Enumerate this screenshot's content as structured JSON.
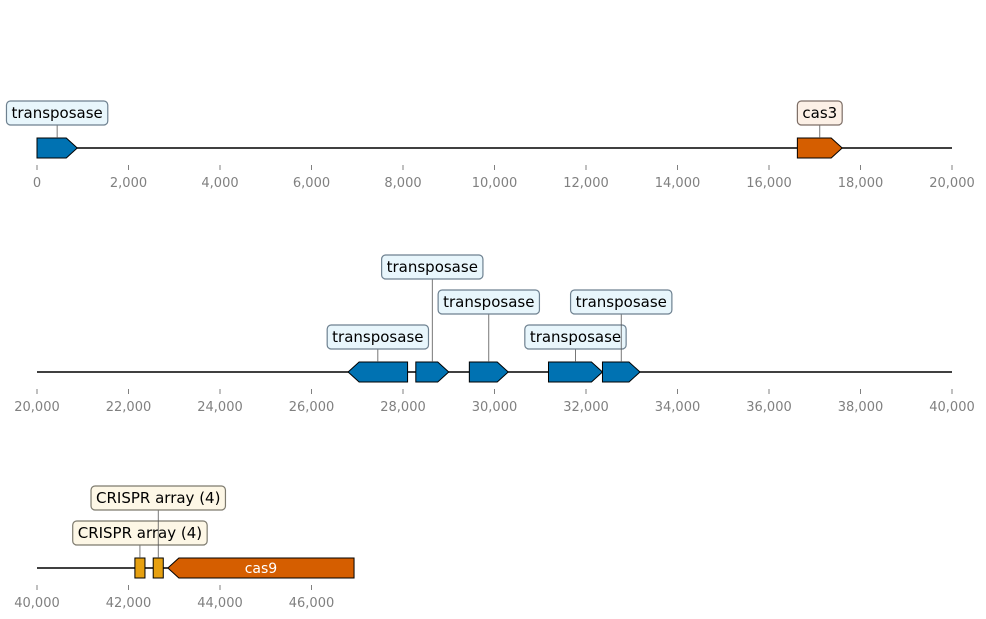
{
  "colors": {
    "transposase": "#0072b2",
    "cas": "#d55e00",
    "crispr": "#e6a010",
    "transposase_box_fill": "#e8f6fc",
    "transposase_box_stroke": "#6e8190",
    "cas_box_fill": "#fcf0e6",
    "cas_box_stroke": "#7d6e66",
    "crispr_box_fill": "#fdf7e6",
    "crispr_box_stroke": "#7d7a6e",
    "axis_text": "#808080"
  },
  "tracks": [
    {
      "range": [
        0,
        20000
      ],
      "ticks": [
        {
          "value": 0,
          "label": "0"
        },
        {
          "value": 2000,
          "label": "2,000"
        },
        {
          "value": 4000,
          "label": "4,000"
        },
        {
          "value": 6000,
          "label": "6,000"
        },
        {
          "value": 8000,
          "label": "8,000"
        },
        {
          "value": 10000,
          "label": "10,000"
        },
        {
          "value": 12000,
          "label": "12,000"
        },
        {
          "value": 14000,
          "label": "14,000"
        },
        {
          "value": 16000,
          "label": "16,000"
        },
        {
          "value": 18000,
          "label": "18,000"
        },
        {
          "value": 20000,
          "label": "20,000"
        }
      ],
      "features": [
        {
          "start": 0,
          "end": 880,
          "strand": 1,
          "type": "transposase",
          "label": "transposase",
          "level": 1
        },
        {
          "start": 16620,
          "end": 17600,
          "strand": 1,
          "type": "cas",
          "label": "cas3",
          "level": 1
        }
      ]
    },
    {
      "range": [
        20000,
        40000
      ],
      "ticks": [
        {
          "value": 20000,
          "label": "20,000"
        },
        {
          "value": 22000,
          "label": "22,000"
        },
        {
          "value": 24000,
          "label": "24,000"
        },
        {
          "value": 26000,
          "label": "26,000"
        },
        {
          "value": 28000,
          "label": "28,000"
        },
        {
          "value": 30000,
          "label": "30,000"
        },
        {
          "value": 32000,
          "label": "32,000"
        },
        {
          "value": 34000,
          "label": "34,000"
        },
        {
          "value": 36000,
          "label": "36,000"
        },
        {
          "value": 38000,
          "label": "38,000"
        },
        {
          "value": 40000,
          "label": "40,000"
        }
      ],
      "features": [
        {
          "start": 26800,
          "end": 28100,
          "strand": -1,
          "type": "transposase",
          "label": "transposase",
          "level": 1
        },
        {
          "start": 28280,
          "end": 29000,
          "strand": 1,
          "type": "transposase",
          "label": "transposase",
          "level": 3
        },
        {
          "start": 29450,
          "end": 30300,
          "strand": 1,
          "type": "transposase",
          "label": "transposase",
          "level": 2
        },
        {
          "start": 31180,
          "end": 32360,
          "strand": 1,
          "type": "transposase",
          "label": "transposase",
          "level": 1
        },
        {
          "start": 32360,
          "end": 33180,
          "strand": 1,
          "type": "transposase",
          "label": "transposase",
          "level": 2
        }
      ]
    },
    {
      "range": [
        40000,
        60000
      ],
      "ticks": [
        {
          "value": 40000,
          "label": "40,000"
        },
        {
          "value": 42000,
          "label": "42,000"
        },
        {
          "value": 44000,
          "label": "44,000"
        },
        {
          "value": 46000,
          "label": "46,000"
        }
      ],
      "line_end": 46930,
      "features": [
        {
          "start": 42140,
          "end": 42360,
          "strand": 0,
          "type": "crispr",
          "label": "CRISPR array (4)",
          "level": 1
        },
        {
          "start": 42540,
          "end": 42760,
          "strand": 0,
          "type": "crispr",
          "label": "CRISPR array (4)",
          "level": 2
        },
        {
          "start": 42860,
          "end": 46930,
          "strand": -1,
          "type": "cas",
          "label": "cas9",
          "inline": true
        }
      ]
    }
  ]
}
──────────
## [INSTRUCTIONS FOR THE TASK]
Write every record out again exactly; no pictures belong in the copy.

## [ANSWER TO THIS EXERCISE]
Enumerate this screenshot's content as structured JSON.
{
  "colors": {
    "transposase": "#0072b2",
    "cas": "#d55e00",
    "crispr": "#e6a010",
    "transposase_box_fill": "#e8f6fc",
    "transposase_box_stroke": "#6e8190",
    "cas_box_fill": "#fcf0e6",
    "cas_box_stroke": "#7d6e66",
    "crispr_box_fill": "#fdf7e6",
    "crispr_box_stroke": "#7d7a6e",
    "axis_text": "#808080"
  },
  "tracks": [
    {
      "range": [
        0,
        20000
      ],
      "ticks": [
        {
          "value": 0,
          "label": "0"
        },
        {
          "value": 2000,
          "label": "2,000"
        },
        {
          "value": 4000,
          "label": "4,000"
        },
        {
          "value": 6000,
          "label": "6,000"
        },
        {
          "value": 8000,
          "label": "8,000"
        },
        {
          "value": 10000,
          "label": "10,000"
        },
        {
          "value": 12000,
          "label": "12,000"
        },
        {
          "value": 14000,
          "label": "14,000"
        },
        {
          "value": 16000,
          "label": "16,000"
        },
        {
          "value": 18000,
          "label": "18,000"
        },
        {
          "value": 20000,
          "label": "20,000"
        }
      ],
      "features": [
        {
          "start": 0,
          "end": 880,
          "strand": 1,
          "type": "transposase",
          "label": "transposase",
          "level": 1
        },
        {
          "start": 16620,
          "end": 17600,
          "strand": 1,
          "type": "cas",
          "label": "cas3",
          "level": 1
        }
      ]
    },
    {
      "range": [
        20000,
        40000
      ],
      "ticks": [
        {
          "value": 20000,
          "label": "20,000"
        },
        {
          "value": 22000,
          "label": "22,000"
        },
        {
          "value": 24000,
          "label": "24,000"
        },
        {
          "value": 26000,
          "label": "26,000"
        },
        {
          "value": 28000,
          "label": "28,000"
        },
        {
          "value": 30000,
          "label": "30,000"
        },
        {
          "value": 32000,
          "label": "32,000"
        },
        {
          "value": 34000,
          "label": "34,000"
        },
        {
          "value": 36000,
          "label": "36,000"
        },
        {
          "value": 38000,
          "label": "38,000"
        },
        {
          "value": 40000,
          "label": "40,000"
        }
      ],
      "features": [
        {
          "start": 26800,
          "end": 28100,
          "strand": -1,
          "type": "transposase",
          "label": "transposase",
          "level": 1
        },
        {
          "start": 28280,
          "end": 29000,
          "strand": 1,
          "type": "transposase",
          "label": "transposase",
          "level": 3
        },
        {
          "start": 29450,
          "end": 30300,
          "strand": 1,
          "type": "transposase",
          "label": "transposase",
          "level": 2
        },
        {
          "start": 31180,
          "end": 32360,
          "strand": 1,
          "type": "transposase",
          "label": "transposase",
          "level": 1
        },
        {
          "start": 32360,
          "end": 33180,
          "strand": 1,
          "type": "transposase",
          "label": "transposase",
          "level": 2
        }
      ]
    },
    {
      "range": [
        40000,
        60000
      ],
      "ticks": [
        {
          "value": 40000,
          "label": "40,000"
        },
        {
          "value": 42000,
          "label": "42,000"
        },
        {
          "value": 44000,
          "label": "44,000"
        },
        {
          "value": 46000,
          "label": "46,000"
        }
      ],
      "line_end": 46930,
      "features": [
        {
          "start": 42140,
          "end": 42360,
          "strand": 0,
          "type": "crispr",
          "label": "CRISPR array (4)",
          "level": 1
        },
        {
          "start": 42540,
          "end": 42760,
          "strand": 0,
          "type": "crispr",
          "label": "CRISPR array (4)",
          "level": 2
        },
        {
          "start": 42860,
          "end": 46930,
          "strand": -1,
          "type": "cas",
          "label": "cas9",
          "inline": true
        }
      ]
    }
  ]
}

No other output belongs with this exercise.